Exercise input
* * *

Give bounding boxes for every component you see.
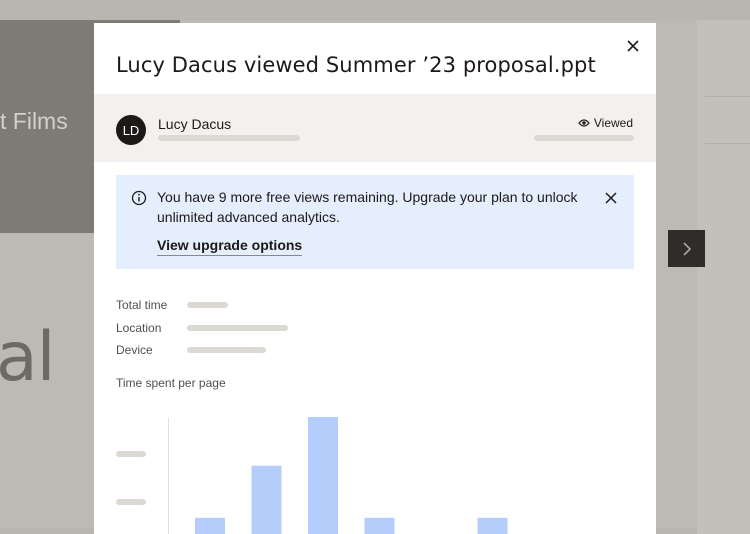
chart-bar bbox=[364, 517, 395, 534]
device-label: Device bbox=[116, 343, 153, 357]
y-tick-placeholder bbox=[116, 451, 146, 457]
next-slide-button[interactable] bbox=[668, 230, 705, 267]
divider bbox=[705, 143, 750, 144]
eye-icon bbox=[578, 119, 590, 127]
viewer-detail-placeholder bbox=[158, 135, 300, 141]
status-label: Viewed bbox=[593, 116, 633, 130]
modal-title: Lucy Dacus viewed Summer ’23 proposal.pp… bbox=[116, 53, 596, 77]
status-badge: Viewed bbox=[578, 116, 633, 130]
viewer-row: LD Lucy Dacus Viewed bbox=[94, 94, 656, 162]
close-icon bbox=[605, 192, 617, 204]
total-time-value-placeholder bbox=[187, 302, 228, 308]
chart-bar bbox=[195, 517, 225, 534]
close-modal-button[interactable] bbox=[624, 37, 642, 55]
chevron-right-icon bbox=[682, 241, 691, 256]
location-value-placeholder bbox=[187, 325, 288, 331]
chart-bar bbox=[308, 417, 338, 534]
viewer-activity-modal: Lucy Dacus viewed Summer ’23 proposal.pp… bbox=[94, 23, 656, 534]
status-detail-placeholder bbox=[534, 135, 634, 141]
chart-bar bbox=[251, 465, 282, 534]
time-per-page-chart bbox=[116, 417, 508, 534]
upgrade-banner: You have 9 more free views remaining. Up… bbox=[116, 175, 634, 269]
background-side-panel bbox=[697, 20, 750, 534]
avatar: LD bbox=[116, 115, 146, 145]
close-icon bbox=[627, 40, 639, 52]
total-time-label: Total time bbox=[116, 298, 168, 312]
location-label: Location bbox=[116, 321, 162, 335]
background-heading: al bbox=[0, 318, 56, 397]
y-tick-placeholder bbox=[116, 499, 146, 505]
chart-title: Time spent per page bbox=[116, 376, 226, 390]
viewer-name: Lucy Dacus bbox=[158, 116, 232, 132]
divider bbox=[705, 96, 750, 97]
info-icon bbox=[131, 190, 147, 206]
device-value-placeholder bbox=[187, 347, 266, 353]
view-upgrade-options-link[interactable]: View upgrade options bbox=[157, 237, 303, 256]
dismiss-banner-button[interactable] bbox=[603, 190, 619, 206]
banner-message: You have 9 more free views remaining. Up… bbox=[157, 189, 578, 225]
background-hero-text: t Films bbox=[0, 108, 68, 134]
chart-bar bbox=[477, 517, 508, 534]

* * *

Task instructions
Write out the records from the line containing "chart-bar bbox=[364, 517, 395, 534]" up to and including the line containing "close-icon bbox=[605, 192, 617, 204]".

Task solution
chart-bar bbox=[364, 517, 395, 534]
device-label: Device bbox=[116, 343, 153, 357]
y-tick-placeholder bbox=[116, 451, 146, 457]
next-slide-button[interactable] bbox=[668, 230, 705, 267]
divider bbox=[705, 143, 750, 144]
eye-icon bbox=[578, 119, 590, 127]
viewer-detail-placeholder bbox=[158, 135, 300, 141]
status-label: Viewed bbox=[593, 116, 633, 130]
modal-title: Lucy Dacus viewed Summer ’23 proposal.pp… bbox=[116, 53, 596, 77]
status-badge: Viewed bbox=[578, 116, 633, 130]
viewer-row: LD Lucy Dacus Viewed bbox=[94, 94, 656, 162]
close-icon bbox=[605, 192, 617, 204]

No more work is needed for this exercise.